> [Stated exercise]: Read the data and repeat it in full, exactly.

+++ Extracted data

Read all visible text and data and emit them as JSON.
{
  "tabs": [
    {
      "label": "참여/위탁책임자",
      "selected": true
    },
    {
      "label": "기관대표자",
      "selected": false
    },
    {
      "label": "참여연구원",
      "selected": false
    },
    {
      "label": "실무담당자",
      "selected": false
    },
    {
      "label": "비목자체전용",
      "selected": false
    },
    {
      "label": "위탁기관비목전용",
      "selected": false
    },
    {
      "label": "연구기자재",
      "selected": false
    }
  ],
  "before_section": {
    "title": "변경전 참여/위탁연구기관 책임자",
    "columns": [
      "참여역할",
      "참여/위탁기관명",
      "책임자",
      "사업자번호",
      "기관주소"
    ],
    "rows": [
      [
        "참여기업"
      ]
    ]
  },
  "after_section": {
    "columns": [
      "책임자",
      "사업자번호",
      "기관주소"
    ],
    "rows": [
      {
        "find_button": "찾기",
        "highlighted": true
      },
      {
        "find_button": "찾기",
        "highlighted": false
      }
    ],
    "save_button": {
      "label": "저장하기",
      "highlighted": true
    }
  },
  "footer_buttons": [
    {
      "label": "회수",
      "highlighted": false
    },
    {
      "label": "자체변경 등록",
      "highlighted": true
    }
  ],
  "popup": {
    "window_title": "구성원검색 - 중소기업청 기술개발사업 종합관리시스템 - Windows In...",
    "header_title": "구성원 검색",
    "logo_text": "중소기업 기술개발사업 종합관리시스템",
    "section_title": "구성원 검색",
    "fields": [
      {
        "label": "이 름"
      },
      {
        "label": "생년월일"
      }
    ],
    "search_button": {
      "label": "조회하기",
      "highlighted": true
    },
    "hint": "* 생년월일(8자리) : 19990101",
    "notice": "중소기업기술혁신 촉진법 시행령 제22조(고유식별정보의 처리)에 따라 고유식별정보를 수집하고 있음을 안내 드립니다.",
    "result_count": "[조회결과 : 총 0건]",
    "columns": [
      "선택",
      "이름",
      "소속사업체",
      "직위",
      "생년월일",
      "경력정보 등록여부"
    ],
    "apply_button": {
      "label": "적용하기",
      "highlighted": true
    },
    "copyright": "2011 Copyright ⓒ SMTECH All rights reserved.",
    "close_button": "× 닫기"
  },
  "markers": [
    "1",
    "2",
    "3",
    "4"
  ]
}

++++++

> [The reply]:
Read all visible text and data and emit them as JSON.
{
  "tabs": [
    {
      "label": "참여/위탁책임자",
      "selected": true
    },
    {
      "label": "기관대표자",
      "selected": false
    },
    {
      "label": "참여연구원",
      "selected": false
    },
    {
      "label": "실무담당자",
      "selected": false
    },
    {
      "label": "비목자체전용",
      "selected": false
    },
    {
      "label": "위탁기관비목전용",
      "selected": false
    },
    {
      "label": "연구기자재",
      "selected": false
    }
  ],
  "before_section": {
    "title": "변경전 참여/위탁연구기관 책임자",
    "columns": [
      "참여역할",
      "참여/위탁기관명",
      "책임자",
      "사업자번호",
      "기관주소"
    ],
    "rows": [
      [
        "참여기업"
      ]
    ]
  },
  "after_section": {
    "columns": [
      "책임자",
      "사업자번호",
      "기관주소"
    ],
    "rows": [
      {
        "find_button": "찾기",
        "highlighted": true
      },
      {
        "find_button": "찾기",
        "highlighted": false
      }
    ],
    "save_button": {
      "label": "저장하기",
      "highlighted": true
    }
  },
  "footer_buttons": [
    {
      "label": "회수",
      "highlighted": false
    },
    {
      "label": "자체변경 등록",
      "highlighted": true
    }
  ],
  "popup": {
    "window_title": "구성원검색 - 중소기업청 기술개발사업 종합관리시스템 - Windows In...",
    "header_title": "구성원 검색",
    "logo_text": "중소기업 기술개발사업 종합관리시스템",
    "section_title": "구성원 검색",
    "fields": [
      {
        "label": "이 름"
      },
      {
        "label": "생년월일"
      }
    ],
    "search_button": {
      "label": "조회하기",
      "highlighted": true
    },
    "hint": "* 생년월일(8자리) : 19990101",
    "notice": "중소기업기술혁신 촉진법 시행령 제22조(고유식별정보의 처리)에 따라 고유식별정보를 수집하고 있음을 안내 드립니다.",
    "result_count": "[조회결과 : 총 0건]",
    "columns": [
      "선택",
      "이름",
      "소속사업체",
      "직위",
      "생년월일",
      "경력정보 등록여부"
    ],
    "apply_button": {
      "label": "적용하기",
      "highlighted": true
    },
    "copyright": "2011 Copyright ⓒ SMTECH All rights reserved.",
    "close_button": "× 닫기"
  },
  "markers": [
    "1",
    "2",
    "3",
    "4"
  ]
}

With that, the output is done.